## Short problem
Can you retype every line of the listing below without changing a character, leaving the picture out of your answer?

Data items:
>>>>

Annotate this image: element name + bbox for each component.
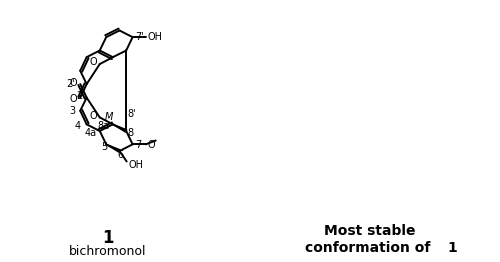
Text: 1: 1: [102, 229, 114, 247]
Text: 8': 8': [128, 109, 136, 119]
Text: 8a: 8a: [98, 121, 110, 130]
Text: 5: 5: [102, 142, 108, 152]
Text: O: O: [69, 78, 76, 88]
Text: 6: 6: [118, 150, 124, 160]
Text: O: O: [89, 111, 96, 121]
Text: 8: 8: [128, 128, 134, 138]
Text: 7: 7: [136, 140, 141, 150]
Text: 7': 7': [136, 32, 144, 42]
Text: 3: 3: [70, 106, 75, 116]
Text: O: O: [148, 140, 155, 150]
Text: OH: OH: [147, 32, 162, 42]
Text: 1: 1: [447, 241, 457, 255]
Polygon shape: [113, 124, 127, 132]
Text: 2': 2': [66, 79, 76, 89]
Text: O: O: [69, 94, 76, 104]
Text: M: M: [105, 112, 114, 122]
Text: OH: OH: [128, 160, 144, 170]
Text: 4: 4: [74, 121, 80, 131]
Polygon shape: [106, 144, 120, 152]
Text: 4a: 4a: [84, 128, 96, 138]
Text: O: O: [89, 57, 96, 67]
Text: conformation of: conformation of: [305, 241, 435, 255]
Text: bichromonol: bichromonol: [70, 245, 147, 258]
Text: 2: 2: [76, 91, 83, 101]
Text: Most stable: Most stable: [324, 223, 416, 238]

<<<<

## The reply
Annotate this image: element name + bbox for each component.
Text: 1: 1: [102, 229, 114, 247]
Text: 8': 8': [128, 109, 136, 119]
Text: 8a: 8a: [98, 121, 110, 130]
Text: 5: 5: [102, 142, 108, 152]
Text: O: O: [69, 78, 76, 88]
Text: 6: 6: [118, 150, 124, 160]
Text: O: O: [89, 111, 96, 121]
Text: 8: 8: [128, 128, 134, 138]
Text: 7: 7: [136, 140, 141, 150]
Text: 7': 7': [136, 32, 144, 42]
Text: 3: 3: [70, 106, 75, 116]
Text: O: O: [148, 140, 155, 150]
Text: OH: OH: [147, 32, 162, 42]
Text: 1: 1: [447, 241, 457, 255]
Polygon shape: [113, 124, 127, 132]
Text: 2': 2': [66, 79, 76, 89]
Text: O: O: [69, 94, 76, 104]
Text: M: M: [105, 112, 114, 122]
Text: OH: OH: [128, 160, 144, 170]
Text: 4: 4: [74, 121, 80, 131]
Polygon shape: [106, 144, 120, 152]
Text: 4a: 4a: [84, 128, 96, 138]
Text: O: O: [89, 57, 96, 67]
Text: conformation of: conformation of: [305, 241, 435, 255]
Text: bichromonol: bichromonol: [70, 245, 147, 258]
Text: 2: 2: [76, 91, 83, 101]
Text: Most stable: Most stable: [324, 223, 416, 238]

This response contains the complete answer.